## [YOUR OBJECTIVE]
Set down each entry from the block beneath, exactly as written.

## [DATA PROVIDED]
========

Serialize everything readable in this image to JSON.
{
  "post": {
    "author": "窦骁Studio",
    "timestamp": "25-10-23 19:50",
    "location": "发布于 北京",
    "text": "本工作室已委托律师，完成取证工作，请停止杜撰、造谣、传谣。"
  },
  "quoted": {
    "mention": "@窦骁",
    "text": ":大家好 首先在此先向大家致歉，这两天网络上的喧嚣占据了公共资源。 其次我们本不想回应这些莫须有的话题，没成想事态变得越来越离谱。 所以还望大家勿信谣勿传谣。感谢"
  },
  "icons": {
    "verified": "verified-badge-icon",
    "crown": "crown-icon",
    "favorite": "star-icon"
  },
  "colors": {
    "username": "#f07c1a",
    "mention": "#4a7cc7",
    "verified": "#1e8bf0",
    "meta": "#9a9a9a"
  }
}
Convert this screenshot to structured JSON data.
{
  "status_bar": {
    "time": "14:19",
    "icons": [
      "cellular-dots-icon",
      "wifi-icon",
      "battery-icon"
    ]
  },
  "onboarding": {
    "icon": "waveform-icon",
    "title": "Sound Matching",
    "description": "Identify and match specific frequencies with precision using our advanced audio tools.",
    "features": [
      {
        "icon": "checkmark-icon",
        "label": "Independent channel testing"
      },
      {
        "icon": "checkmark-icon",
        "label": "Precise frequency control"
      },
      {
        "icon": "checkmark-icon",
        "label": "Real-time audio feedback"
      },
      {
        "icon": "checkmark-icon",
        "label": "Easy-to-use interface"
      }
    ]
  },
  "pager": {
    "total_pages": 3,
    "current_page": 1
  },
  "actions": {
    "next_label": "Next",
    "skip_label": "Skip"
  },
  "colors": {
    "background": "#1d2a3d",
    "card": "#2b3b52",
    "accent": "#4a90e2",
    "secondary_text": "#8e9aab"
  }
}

========

## [OUTPUT BELOW]
Serialize everything readable in this image to JSON.
{
  "post": {
    "author": "窦骁Studio",
    "timestamp": "25-10-23 19:50",
    "location": "发布于 北京",
    "text": "本工作室已委托律师，完成取证工作，请停止杜撰、造谣、传谣。"
  },
  "quoted": {
    "mention": "@窦骁",
    "text": ":大家好 首先在此先向大家致歉，这两天网络上的喧嚣占据了公共资源。 其次我们本不想回应这些莫须有的话题，没成想事态变得越来越离谱。 所以还望大家勿信谣勿传谣。感谢"
  },
  "icons": {
    "verified": "verified-badge-icon",
    "crown": "crown-icon",
    "favorite": "star-icon"
  },
  "colors": {
    "username": "#f07c1a",
    "mention": "#4a7cc7",
    "verified": "#1e8bf0",
    "meta": "#9a9a9a"
  }
}
Convert this screenshot to structured JSON data.
{
  "status_bar": {
    "time": "14:19",
    "icons": [
      "cellular-dots-icon",
      "wifi-icon",
      "battery-icon"
    ]
  },
  "onboarding": {
    "icon": "waveform-icon",
    "title": "Sound Matching",
    "description": "Identify and match specific frequencies with precision using our advanced audio tools.",
    "features": [
      {
        "icon": "checkmark-icon",
        "label": "Independent channel testing"
      },
      {
        "icon": "checkmark-icon",
        "label": "Precise frequency control"
      },
      {
        "icon": "checkmark-icon",
        "label": "Real-time audio feedback"
      },
      {
        "icon": "checkmark-icon",
        "label": "Easy-to-use interface"
      }
    ]
  },
  "pager": {
    "total_pages": 3,
    "current_page": 1
  },
  "actions": {
    "next_label": "Next",
    "skip_label": "Skip"
  },
  "colors": {
    "background": "#1d2a3d",
    "card": "#2b3b52",
    "accent": "#4a90e2",
    "secondary_text": "#8e9aab"
  }
}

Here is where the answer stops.